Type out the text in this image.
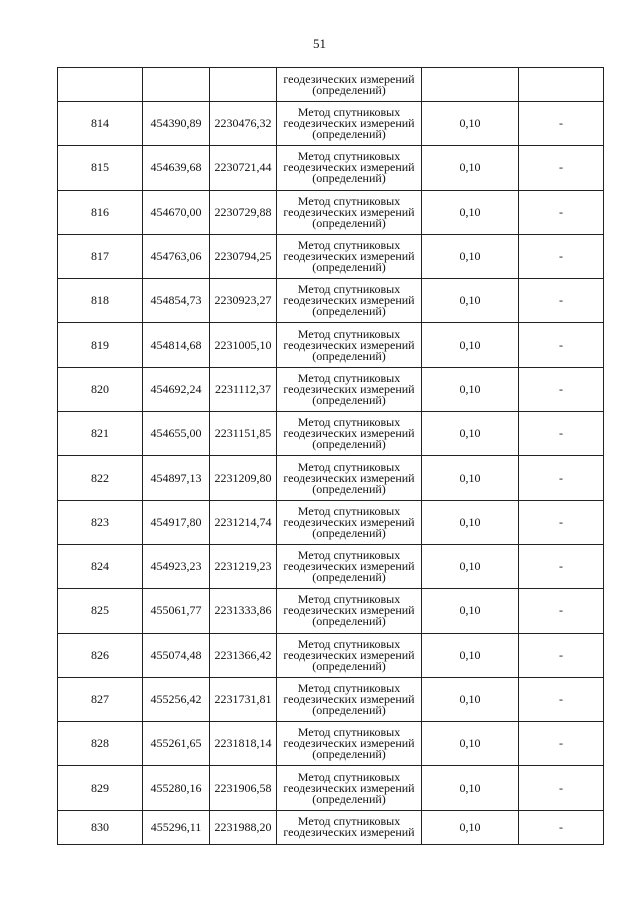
51

			геодезических измерений
(определений)		

814	454390,89	2230476,32	Метод спутниковых
геодезических измерений
(определений)	0,10	-
815	454639,68	2230721,44	Метод спутниковых
геодезических измерений
(определений)	0,10	-
816	454670,00	2230729,88	Метод спутниковых
геодезических измерений
(определений)	0,10	-
817	454763,06	2230794,25	Метод спутниковых
геодезических измерений
(определений)	0,10	-
818	454854,73	2230923,27	Метод спутниковых
геодезических измерений
(определений)	0,10	-
819	454814,68	2231005,10	Метод спутниковых
геодезических измерений
(определений)	0,10	-
820	454692,24	2231112,37	Метод спутниковых
геодезических измерений
(определений)	0,10	-
821	454655,00	2231151,85	Метод спутниковых
геодезических измерений
(определений)	0,10	-
822	454897,13	2231209,80	Метод спутниковых
геодезических измерений
(определений)	0,10	-
823	454917,80	2231214,74	Метод спутниковых
геодезических измерений
(определений)	0,10	-
824	454923,23	2231219,23	Метод спутниковых
геодезических измерений
(определений)	0,10	-
825	455061,77	2231333,86	Метод спутниковых
геодезических измерений
(определений)	0,10	-
826	455074,48	2231366,42	Метод спутниковых
геодезических измерений
(определений)	0,10	-
827	455256,42	2231731,81	Метод спутниковых
геодезических измерений
(определений)	0,10	-
828	455261,65	2231818,14	Метод спутниковых
геодезических измерений
(определений)	0,10	-
829	455280,16	2231906,58	Метод спутниковых
геодезических измерений
(определений)	0,10	-
830	455296,11	2231988,20	Метод спутниковых
геодезических измерений	0,10	-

> _Work instructions_: Quote the data above in full and without alteration; skip the pictures.

> _Final result_:
Type out the text in this image.
51

			геодезических измерений
(определений)		

814	454390,89	2230476,32	Метод спутниковых
геодезических измерений
(определений)	0,10	-
815	454639,68	2230721,44	Метод спутниковых
геодезических измерений
(определений)	0,10	-
816	454670,00	2230729,88	Метод спутниковых
геодезических измерений
(определений)	0,10	-
817	454763,06	2230794,25	Метод спутниковых
геодезических измерений
(определений)	0,10	-
818	454854,73	2230923,27	Метод спутниковых
геодезических измерений
(определений)	0,10	-
819	454814,68	2231005,10	Метод спутниковых
геодезических измерений
(определений)	0,10	-
820	454692,24	2231112,37	Метод спутниковых
геодезических измерений
(определений)	0,10	-
821	454655,00	2231151,85	Метод спутниковых
геодезических измерений
(определений)	0,10	-
822	454897,13	2231209,80	Метод спутниковых
геодезических измерений
(определений)	0,10	-
823	454917,80	2231214,74	Метод спутниковых
геодезических измерений
(определений)	0,10	-
824	454923,23	2231219,23	Метод спутниковых
геодезических измерений
(определений)	0,10	-
825	455061,77	2231333,86	Метод спутниковых
геодезических измерений
(определений)	0,10	-
826	455074,48	2231366,42	Метод спутниковых
геодезических измерений
(определений)	0,10	-
827	455256,42	2231731,81	Метод спутниковых
геодезических измерений
(определений)	0,10	-
828	455261,65	2231818,14	Метод спутниковых
геодезических измерений
(определений)	0,10	-
829	455280,16	2231906,58	Метод спутниковых
геодезических измерений
(определений)	0,10	-
830	455296,11	2231988,20	Метод спутниковых
геодезических измерений	0,10	-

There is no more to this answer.